Exercise: Return, word for word, every line that follows.

╭─ Data for processing

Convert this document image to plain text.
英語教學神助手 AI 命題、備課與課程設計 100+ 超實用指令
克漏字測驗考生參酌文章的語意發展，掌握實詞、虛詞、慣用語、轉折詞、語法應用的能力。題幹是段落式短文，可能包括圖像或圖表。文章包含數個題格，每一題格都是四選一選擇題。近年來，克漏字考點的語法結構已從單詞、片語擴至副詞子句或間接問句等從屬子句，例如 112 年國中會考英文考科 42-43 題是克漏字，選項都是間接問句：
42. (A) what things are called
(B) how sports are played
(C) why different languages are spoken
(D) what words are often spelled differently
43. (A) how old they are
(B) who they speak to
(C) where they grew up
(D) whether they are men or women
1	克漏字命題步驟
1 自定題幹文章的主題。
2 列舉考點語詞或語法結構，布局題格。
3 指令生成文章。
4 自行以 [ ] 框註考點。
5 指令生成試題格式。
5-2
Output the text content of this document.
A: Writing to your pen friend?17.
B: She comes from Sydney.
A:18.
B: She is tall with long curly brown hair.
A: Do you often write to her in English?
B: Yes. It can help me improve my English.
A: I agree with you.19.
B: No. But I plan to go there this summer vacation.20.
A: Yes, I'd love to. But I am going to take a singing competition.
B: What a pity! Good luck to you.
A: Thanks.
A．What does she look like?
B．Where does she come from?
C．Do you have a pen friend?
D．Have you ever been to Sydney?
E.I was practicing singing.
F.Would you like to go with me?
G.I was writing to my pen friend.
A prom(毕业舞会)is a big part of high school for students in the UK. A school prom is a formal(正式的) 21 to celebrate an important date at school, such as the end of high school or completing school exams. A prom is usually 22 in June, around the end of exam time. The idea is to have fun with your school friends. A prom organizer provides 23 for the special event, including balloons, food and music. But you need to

╰─

Exercise result:
Convert this document image to plain text.
英語教學神助手 AI 命題、備課與課程設計 100+ 超實用指令
克漏字測驗考生參酌文章的語意發展，掌握實詞、虛詞、慣用語、轉折詞、語法應用的能力。題幹是段落式短文，可能包括圖像或圖表。文章包含數個題格，每一題格都是四選一選擇題。近年來，克漏字考點的語法結構已從單詞、片語擴至副詞子句或間接問句等從屬子句，例如 112 年國中會考英文考科 42-43 題是克漏字，選項都是間接問句：
42. (A) what things are called
(B) how sports are played
(C) why different languages are spoken
(D) what words are often spelled differently
43. (A) how old they are
(B) who they speak to
(C) where they grew up
(D) whether they are men or women
1	克漏字命題步驟
1 自定題幹文章的主題。
2 列舉考點語詞或語法結構，布局題格。
3 指令生成文章。
4 自行以 [ ] 框註考點。
5 指令生成試題格式。
5-2
Output the text content of this document.
A: Writing to your pen friend?17.
B: She comes from Sydney.
A:18.
B: She is tall with long curly brown hair.
A: Do you often write to her in English?
B: Yes. It can help me improve my English.
A: I agree with you.19.
B: No. But I plan to go there this summer vacation.20.
A: Yes, I'd love to. But I am going to take a singing competition.
B: What a pity! Good luck to you.
A: Thanks.
A．What does she look like?
B．Where does she come from?
C．Do you have a pen friend?
D．Have you ever been to Sydney?
E.I was practicing singing.
F.Would you like to go with me?
G.I was writing to my pen friend.
A prom(毕业舞会)is a big part of high school for students in the UK. A school prom is a formal(正式的) 21 to celebrate an important date at school, such as the end of high school or completing school exams. A prom is usually 22 in June, around the end of exam time. The idea is to have fun with your school friends. A prom organizer provides 23 for the special event, including balloons, food and music. But you need to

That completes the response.